### What the task asks
Reproduce the records below, swapping every occurrence of "book-title" for "textbook-title" and leaving everything else unchanged. Omit the pictures.

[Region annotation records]
(begin)
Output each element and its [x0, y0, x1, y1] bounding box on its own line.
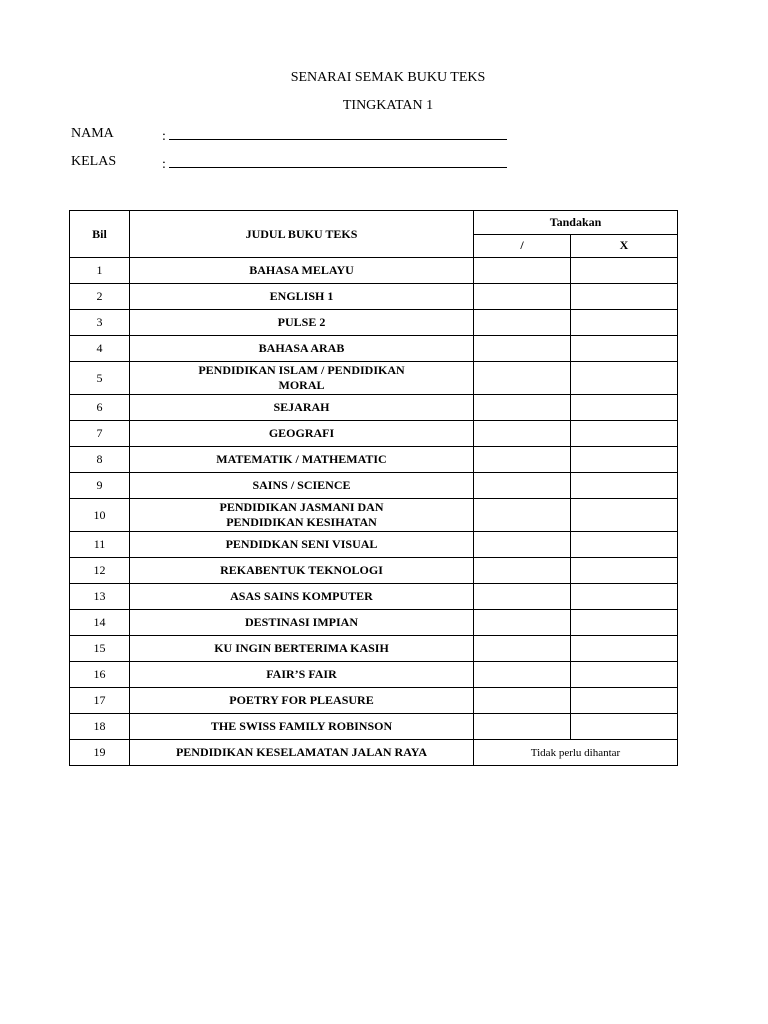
book-title: BAHASA MELAYU [130, 258, 474, 284]
row-number: 7 [70, 421, 130, 447]
row-number: 19 [70, 740, 130, 766]
table-row [70, 258, 678, 284]
kelas-separator: : [162, 157, 166, 172]
book-title: KU INGIN BERTERIMA KASIH [130, 636, 474, 662]
row-number: 13 [70, 584, 130, 610]
tick-checkbox-cell[interactable] [474, 395, 571, 421]
book-title: FAIR’S FAIR [130, 662, 474, 688]
tick-checkbox-cell[interactable] [474, 558, 571, 584]
cross-checkbox-cell[interactable] [571, 532, 678, 558]
table-row [70, 662, 678, 688]
nama-field[interactable] [162, 126, 507, 145]
table-row [70, 636, 678, 662]
row-number: 2 [70, 284, 130, 310]
book-title: POETRY FOR PLEASURE [130, 688, 474, 714]
row-number: 1 [70, 258, 130, 284]
book-title: PENDIDIKAN JASMANI DAN PENDIDIKAN KESIHATAN [130, 499, 474, 532]
table-row [70, 284, 678, 310]
book-title: PULSE 2 [130, 310, 474, 336]
nama-separator: : [162, 129, 166, 144]
book-title: ASAS SAINS KOMPUTER [130, 584, 474, 610]
book-title: BAHASA ARAB [130, 336, 474, 362]
book-title: SAINS / SCIENCE [130, 473, 474, 499]
row-number: 12 [70, 558, 130, 584]
cross-checkbox-cell[interactable] [571, 499, 678, 532]
cross-checkbox-cell[interactable] [571, 584, 678, 610]
row-number: 16 [70, 662, 130, 688]
row-number: 14 [70, 610, 130, 636]
row-number: 4 [70, 336, 130, 362]
kelas-label: KELAS [71, 154, 117, 169]
book-title: PENDIDIKAN ISLAM / PENDIDIKAN MORAL [130, 362, 474, 395]
table-row [70, 584, 678, 610]
row-number: 8 [70, 447, 130, 473]
not-required-note: Tidak perlu dihantar [474, 740, 678, 766]
cross-checkbox-cell[interactable] [571, 714, 678, 740]
table-row [70, 447, 678, 473]
cross-checkbox-cell[interactable] [571, 610, 678, 636]
tick-checkbox-cell[interactable] [474, 688, 571, 714]
row-number: 18 [70, 714, 130, 740]
table-row [70, 532, 678, 558]
cross-checkbox-cell[interactable] [571, 336, 678, 362]
book-title: REKABENTUK TEKNOLOGI [130, 558, 474, 584]
book-title: THE SWISS FAMILY ROBINSON [130, 714, 474, 740]
tick-checkbox-cell[interactable] [474, 473, 571, 499]
row-number: 15 [70, 636, 130, 662]
book-title: DESTINASI IMPIAN [130, 610, 474, 636]
row-number: 5 [70, 362, 130, 395]
table-row [70, 336, 678, 362]
table-row [70, 310, 678, 336]
row-number: 11 [70, 532, 130, 558]
tick-checkbox-cell[interactable] [474, 421, 571, 447]
row-number: 6 [70, 395, 130, 421]
row-number: 10 [70, 499, 130, 532]
tick-checkbox-cell[interactable] [474, 336, 571, 362]
header-cross: X [571, 234, 678, 258]
row-number: 3 [70, 310, 130, 336]
nama-label: NAMA [71, 126, 114, 141]
table-row [70, 362, 678, 395]
tick-checkbox-cell[interactable] [474, 310, 571, 336]
table-row [70, 558, 678, 584]
cross-checkbox-cell[interactable] [571, 662, 678, 688]
tick-checkbox-cell[interactable] [474, 284, 571, 310]
cross-checkbox-cell[interactable] [571, 421, 678, 447]
cross-checkbox-cell[interactable] [571, 688, 678, 714]
cross-checkbox-cell[interactable] [571, 310, 678, 336]
kelas-field[interactable] [162, 154, 507, 173]
table-row [70, 473, 678, 499]
header-bil: Bil [70, 211, 130, 258]
row-number: 17 [70, 688, 130, 714]
page-title: SENARAI SEMAK BUKU TEKS [290, 70, 486, 85]
nama-blank-line[interactable] [169, 126, 507, 140]
cross-checkbox-cell[interactable] [571, 258, 678, 284]
header-tandakan: Tandakan [474, 211, 678, 235]
kelas-blank-line[interactable] [169, 154, 507, 168]
tick-checkbox-cell[interactable] [474, 610, 571, 636]
book-title: MATEMATIK / MATHEMATIC [130, 447, 474, 473]
tick-checkbox-cell[interactable] [474, 362, 571, 395]
tick-checkbox-cell[interactable] [474, 447, 571, 473]
table-row [70, 688, 678, 714]
row-number: 9 [70, 473, 130, 499]
tick-checkbox-cell[interactable] [474, 532, 571, 558]
tick-checkbox-cell[interactable] [474, 714, 571, 740]
book-title: PENDIDKAN SENI VISUAL [130, 532, 474, 558]
tick-checkbox-cell[interactable] [474, 662, 571, 688]
tick-checkbox-cell[interactable] [474, 584, 571, 610]
textbook-checklist-table [69, 210, 678, 766]
tick-checkbox-cell[interactable] [474, 636, 571, 662]
cross-checkbox-cell[interactable] [571, 362, 678, 395]
book-title: SEJARAH [130, 395, 474, 421]
table-row [70, 395, 678, 421]
tick-checkbox-cell[interactable] [474, 258, 571, 284]
header-tick: / [474, 234, 571, 258]
cross-checkbox-cell[interactable] [571, 395, 678, 421]
table-row [70, 714, 678, 740]
cross-checkbox-cell[interactable] [571, 636, 678, 662]
book-title: ENGLISH 1 [130, 284, 474, 310]
tick-checkbox-cell[interactable] [474, 499, 571, 532]
cross-checkbox-cell[interactable] [571, 558, 678, 584]
page-subtitle: TINGKATAN 1 [342, 98, 434, 113]
cross-checkbox-cell[interactable] [571, 284, 678, 310]
cross-checkbox-cell[interactable] [571, 473, 678, 499]
cross-checkbox-cell[interactable] [571, 447, 678, 473]
table-row [70, 740, 678, 766]
book-title: PENDIDIKAN KESELAMATAN JALAN RAYA [130, 740, 474, 766]
table-row [70, 610, 678, 636]
table-row [70, 421, 678, 447]
header-judul: JUDUL BUKU TEKS [130, 211, 474, 258]
book-title: GEOGRAFI [130, 421, 474, 447]
table-row [70, 499, 678, 532]
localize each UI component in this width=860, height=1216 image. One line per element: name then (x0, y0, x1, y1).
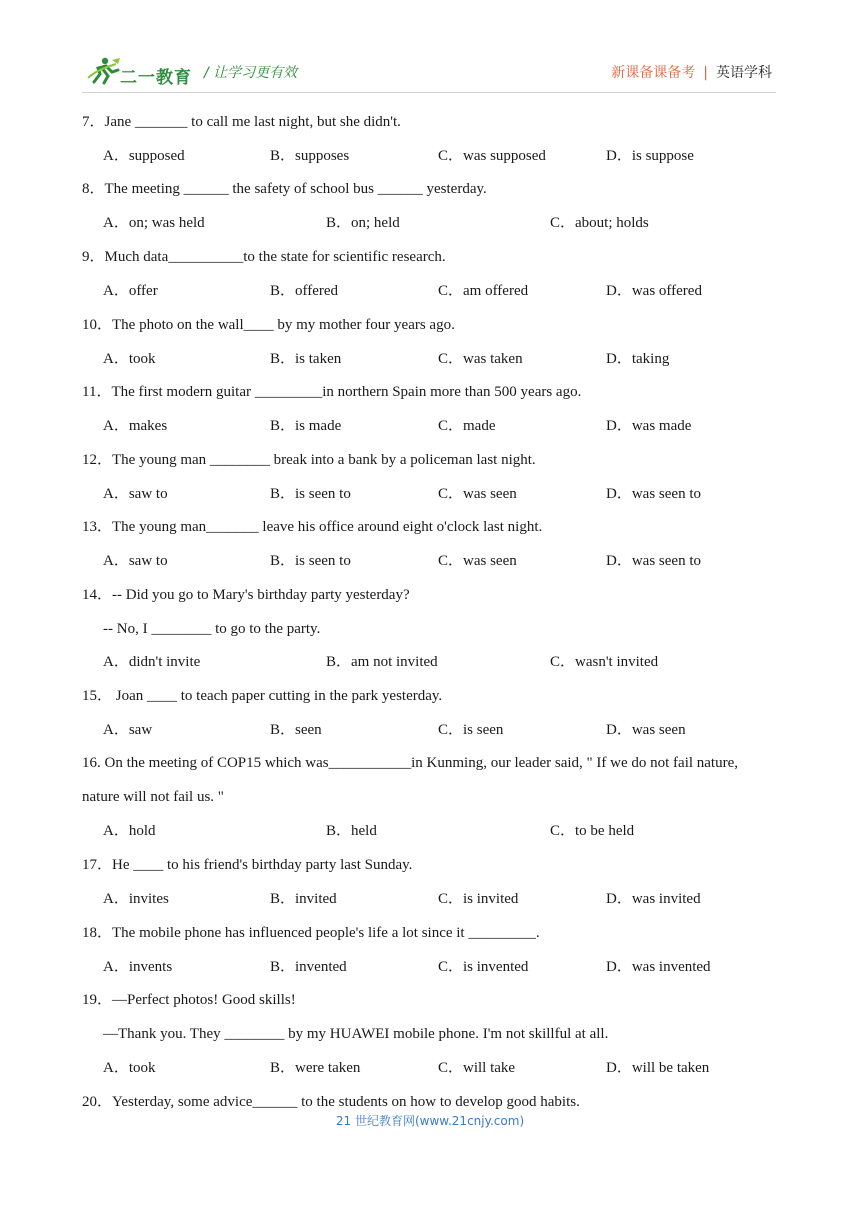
(end)
### Response
Output each element and its [x0, y0, x1, y1] bounding box on its own line.
textbook-title: BAHASA MELAYU [130, 258, 474, 284]
row-number: 7 [70, 421, 130, 447]
row-number: 19 [70, 740, 130, 766]
table-row [70, 258, 678, 284]
kelas-separator: : [162, 157, 166, 172]
textbook-title: KU INGIN BERTERIMA KASIH [130, 636, 474, 662]
row-number: 13 [70, 584, 130, 610]
tick-checkbox-cell[interactable] [474, 395, 571, 421]
textbook-title: FAIR’S FAIR [130, 662, 474, 688]
tick-checkbox-cell[interactable] [474, 558, 571, 584]
cross-checkbox-cell[interactable] [571, 532, 678, 558]
table-row [70, 662, 678, 688]
nama-field[interactable] [162, 126, 507, 145]
table-row [70, 636, 678, 662]
row-number: 2 [70, 284, 130, 310]
textbook-title: POETRY FOR PLEASURE [130, 688, 474, 714]
row-number: 1 [70, 258, 130, 284]
textbook-title: PENDIDIKAN JASMANI DAN PENDIDIKAN KESIHATAN [130, 499, 474, 532]
table-row [70, 284, 678, 310]
textbook-title: PULSE 2 [130, 310, 474, 336]
nama-separator: : [162, 129, 166, 144]
textbook-title: ASAS SAINS KOMPUTER [130, 584, 474, 610]
textbook-title: BAHASA ARAB [130, 336, 474, 362]
textbook-title: SAINS / SCIENCE [130, 473, 474, 499]
row-number: 12 [70, 558, 130, 584]
cross-checkbox-cell[interactable] [571, 499, 678, 532]
cross-checkbox-cell[interactable] [571, 584, 678, 610]
row-number: 16 [70, 662, 130, 688]
row-number: 14 [70, 610, 130, 636]
row-number: 4 [70, 336, 130, 362]
kelas-label: KELAS [71, 154, 117, 169]
textbook-title: PENDIDIKAN ISLAM / PENDIDIKAN MORAL [130, 362, 474, 395]
table-row [70, 584, 678, 610]
row-number: 8 [70, 447, 130, 473]
not-required-note: Tidak perlu dihantar [474, 740, 678, 766]
cross-checkbox-cell[interactable] [571, 714, 678, 740]
table-row [70, 447, 678, 473]
cross-checkbox-cell[interactable] [571, 610, 678, 636]
tick-checkbox-cell[interactable] [474, 688, 571, 714]
row-number: 18 [70, 714, 130, 740]
table-row [70, 532, 678, 558]
cross-checkbox-cell[interactable] [571, 336, 678, 362]
textbook-title: REKABENTUK TEKNOLOGI [130, 558, 474, 584]
textbook-title: THE SWISS FAMILY ROBINSON [130, 714, 474, 740]
tick-checkbox-cell[interactable] [474, 473, 571, 499]
row-number: 15 [70, 636, 130, 662]
textbook-title: DESTINASI IMPIAN [130, 610, 474, 636]
row-number: 5 [70, 362, 130, 395]
table-row [70, 336, 678, 362]
table-row [70, 310, 678, 336]
row-number: 11 [70, 532, 130, 558]
tick-checkbox-cell[interactable] [474, 421, 571, 447]
row-number: 6 [70, 395, 130, 421]
row-number: 10 [70, 499, 130, 532]
tick-checkbox-cell[interactable] [474, 336, 571, 362]
header-cross: X [571, 234, 678, 258]
row-number: 3 [70, 310, 130, 336]
nama-label: NAMA [71, 126, 114, 141]
table-row [70, 362, 678, 395]
tick-checkbox-cell[interactable] [474, 310, 571, 336]
table-row [70, 558, 678, 584]
cross-checkbox-cell[interactable] [571, 662, 678, 688]
tick-checkbox-cell[interactable] [474, 284, 571, 310]
cross-checkbox-cell[interactable] [571, 421, 678, 447]
cross-checkbox-cell[interactable] [571, 688, 678, 714]
cross-checkbox-cell[interactable] [571, 310, 678, 336]
kelas-field[interactable] [162, 154, 507, 173]
table-row [70, 473, 678, 499]
header-bil: Bil [70, 211, 130, 258]
row-number: 17 [70, 688, 130, 714]
page-title: SENARAI SEMAK BUKU TEKS [290, 70, 486, 85]
nama-blank-line[interactable] [169, 126, 507, 140]
cross-checkbox-cell[interactable] [571, 258, 678, 284]
header-tandakan: Tandakan [474, 211, 678, 235]
kelas-blank-line[interactable] [169, 154, 507, 168]
tick-checkbox-cell[interactable] [474, 610, 571, 636]
textbook-title: MATEMATIK / MATHEMATIC [130, 447, 474, 473]
tick-checkbox-cell[interactable] [474, 362, 571, 395]
tick-checkbox-cell[interactable] [474, 447, 571, 473]
table-row [70, 688, 678, 714]
row-number: 9 [70, 473, 130, 499]
tick-checkbox-cell[interactable] [474, 532, 571, 558]
tick-checkbox-cell[interactable] [474, 714, 571, 740]
textbook-title: PENDIDKAN SENI VISUAL [130, 532, 474, 558]
tick-checkbox-cell[interactable] [474, 662, 571, 688]
tick-checkbox-cell[interactable] [474, 584, 571, 610]
textbook-checklist-table [69, 210, 678, 766]
tick-checkbox-cell[interactable] [474, 636, 571, 662]
cross-checkbox-cell[interactable] [571, 362, 678, 395]
textbook-title: SEJARAH [130, 395, 474, 421]
table-row [70, 395, 678, 421]
tick-checkbox-cell[interactable] [474, 258, 571, 284]
header-tick: / [474, 234, 571, 258]
cross-checkbox-cell[interactable] [571, 395, 678, 421]
table-row [70, 714, 678, 740]
cross-checkbox-cell[interactable] [571, 636, 678, 662]
textbook-title: ENGLISH 1 [130, 284, 474, 310]
tick-checkbox-cell[interactable] [474, 499, 571, 532]
cross-checkbox-cell[interactable] [571, 558, 678, 584]
page-subtitle: TINGKATAN 1 [342, 98, 434, 113]
cross-checkbox-cell[interactable] [571, 284, 678, 310]
cross-checkbox-cell[interactable] [571, 473, 678, 499]
cross-checkbox-cell[interactable] [571, 447, 678, 473]
table-row [70, 740, 678, 766]
textbook-title: PENDIDIKAN KESELAMATAN JALAN RAYA [130, 740, 474, 766]
table-row [70, 610, 678, 636]
table-row [70, 421, 678, 447]
header-judul: JUDUL BUKU TEKS [130, 211, 474, 258]
textbook-title: GEOGRAFI [130, 421, 474, 447]
table-row [70, 499, 678, 532]
localize each UI component in this width=860, height=1216 image. One line per element: name then (x0, y0, x1, y1).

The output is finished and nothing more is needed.